▸ **PROMPT**: Quote, verbatim, all material below, without pictures.

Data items
# # #

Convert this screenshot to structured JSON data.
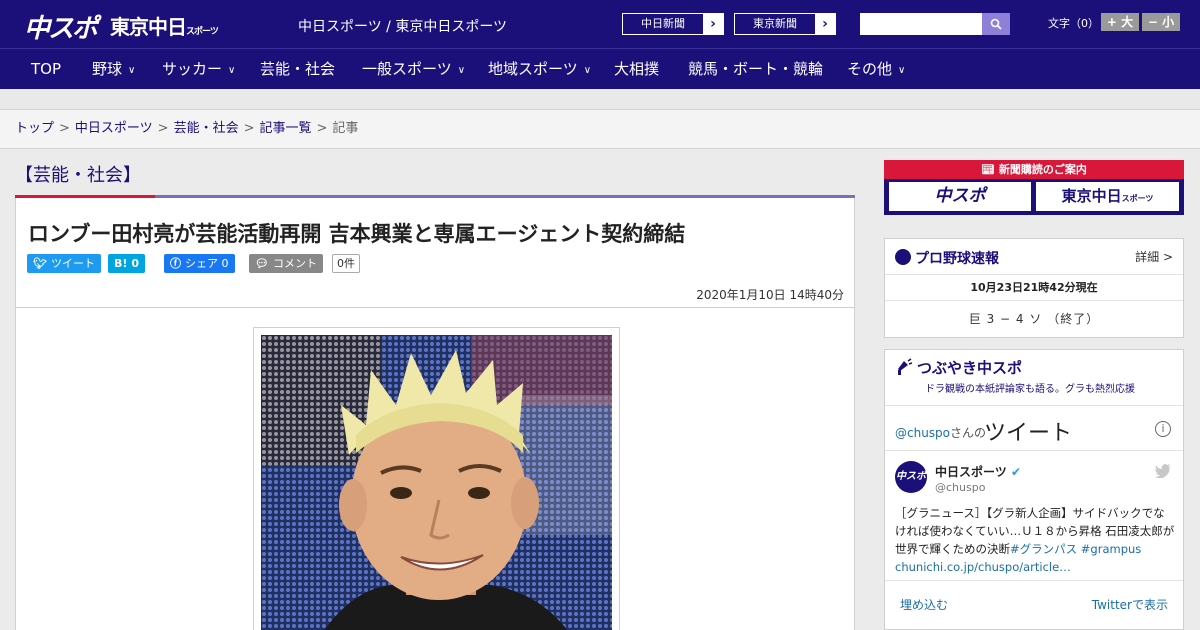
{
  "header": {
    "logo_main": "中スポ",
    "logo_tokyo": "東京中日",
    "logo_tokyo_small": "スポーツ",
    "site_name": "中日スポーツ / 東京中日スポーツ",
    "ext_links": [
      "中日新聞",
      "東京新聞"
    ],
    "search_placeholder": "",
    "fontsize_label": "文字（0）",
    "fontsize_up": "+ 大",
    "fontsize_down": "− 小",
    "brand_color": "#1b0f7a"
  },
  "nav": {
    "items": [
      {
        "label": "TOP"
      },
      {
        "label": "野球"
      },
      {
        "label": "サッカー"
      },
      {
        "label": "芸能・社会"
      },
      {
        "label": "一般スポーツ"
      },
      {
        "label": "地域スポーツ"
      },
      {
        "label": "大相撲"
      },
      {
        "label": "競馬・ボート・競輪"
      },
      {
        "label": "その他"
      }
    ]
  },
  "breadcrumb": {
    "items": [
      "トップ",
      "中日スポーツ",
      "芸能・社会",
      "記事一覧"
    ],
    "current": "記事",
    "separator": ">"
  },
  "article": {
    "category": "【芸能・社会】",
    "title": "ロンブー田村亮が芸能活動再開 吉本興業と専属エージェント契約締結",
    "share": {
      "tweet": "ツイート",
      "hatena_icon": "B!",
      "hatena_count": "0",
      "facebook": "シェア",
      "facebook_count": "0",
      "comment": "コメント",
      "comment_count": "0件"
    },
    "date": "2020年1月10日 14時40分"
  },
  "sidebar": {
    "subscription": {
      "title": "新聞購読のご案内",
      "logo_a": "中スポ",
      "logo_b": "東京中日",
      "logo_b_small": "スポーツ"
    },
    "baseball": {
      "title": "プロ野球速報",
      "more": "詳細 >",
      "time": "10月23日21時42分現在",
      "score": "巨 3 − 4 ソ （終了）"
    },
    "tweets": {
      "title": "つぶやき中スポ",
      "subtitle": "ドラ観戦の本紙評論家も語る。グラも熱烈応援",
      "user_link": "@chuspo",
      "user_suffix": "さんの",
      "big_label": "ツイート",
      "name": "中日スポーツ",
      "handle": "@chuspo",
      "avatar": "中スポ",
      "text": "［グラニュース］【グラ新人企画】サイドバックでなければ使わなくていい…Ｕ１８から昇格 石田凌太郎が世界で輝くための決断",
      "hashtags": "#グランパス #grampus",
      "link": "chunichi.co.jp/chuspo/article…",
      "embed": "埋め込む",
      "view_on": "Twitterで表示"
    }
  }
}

# # #

▸ **THE RESULT**:
Convert this screenshot to structured JSON data.
{
  "header": {
    "logo_main": "中スポ",
    "logo_tokyo": "東京中日",
    "logo_tokyo_small": "スポーツ",
    "site_name": "中日スポーツ / 東京中日スポーツ",
    "ext_links": [
      "中日新聞",
      "東京新聞"
    ],
    "search_placeholder": "",
    "fontsize_label": "文字（0）",
    "fontsize_up": "+ 大",
    "fontsize_down": "− 小",
    "brand_color": "#1b0f7a"
  },
  "nav": {
    "items": [
      {
        "label": "TOP"
      },
      {
        "label": "野球"
      },
      {
        "label": "サッカー"
      },
      {
        "label": "芸能・社会"
      },
      {
        "label": "一般スポーツ"
      },
      {
        "label": "地域スポーツ"
      },
      {
        "label": "大相撲"
      },
      {
        "label": "競馬・ボート・競輪"
      },
      {
        "label": "その他"
      }
    ]
  },
  "breadcrumb": {
    "items": [
      "トップ",
      "中日スポーツ",
      "芸能・社会",
      "記事一覧"
    ],
    "current": "記事",
    "separator": ">"
  },
  "article": {
    "category": "【芸能・社会】",
    "title": "ロンブー田村亮が芸能活動再開 吉本興業と専属エージェント契約締結",
    "share": {
      "tweet": "ツイート",
      "hatena_icon": "B!",
      "hatena_count": "0",
      "facebook": "シェア",
      "facebook_count": "0",
      "comment": "コメント",
      "comment_count": "0件"
    },
    "date": "2020年1月10日 14時40分"
  },
  "sidebar": {
    "subscription": {
      "title": "新聞購読のご案内",
      "logo_a": "中スポ",
      "logo_b": "東京中日",
      "logo_b_small": "スポーツ"
    },
    "baseball": {
      "title": "プロ野球速報",
      "more": "詳細 >",
      "time": "10月23日21時42分現在",
      "score": "巨 3 − 4 ソ （終了）"
    },
    "tweets": {
      "title": "つぶやき中スポ",
      "subtitle": "ドラ観戦の本紙評論家も語る。グラも熱烈応援",
      "user_link": "@chuspo",
      "user_suffix": "さんの",
      "big_label": "ツイート",
      "name": "中日スポーツ",
      "handle": "@chuspo",
      "avatar": "中スポ",
      "text": "［グラニュース］【グラ新人企画】サイドバックでなければ使わなくていい…Ｕ１８から昇格 石田凌太郎が世界で輝くための決断",
      "hashtags": "#グランパス #grampus",
      "link": "chunichi.co.jp/chuspo/article…",
      "embed": "埋め込む",
      "view_on": "Twitterで表示"
    }
  }
}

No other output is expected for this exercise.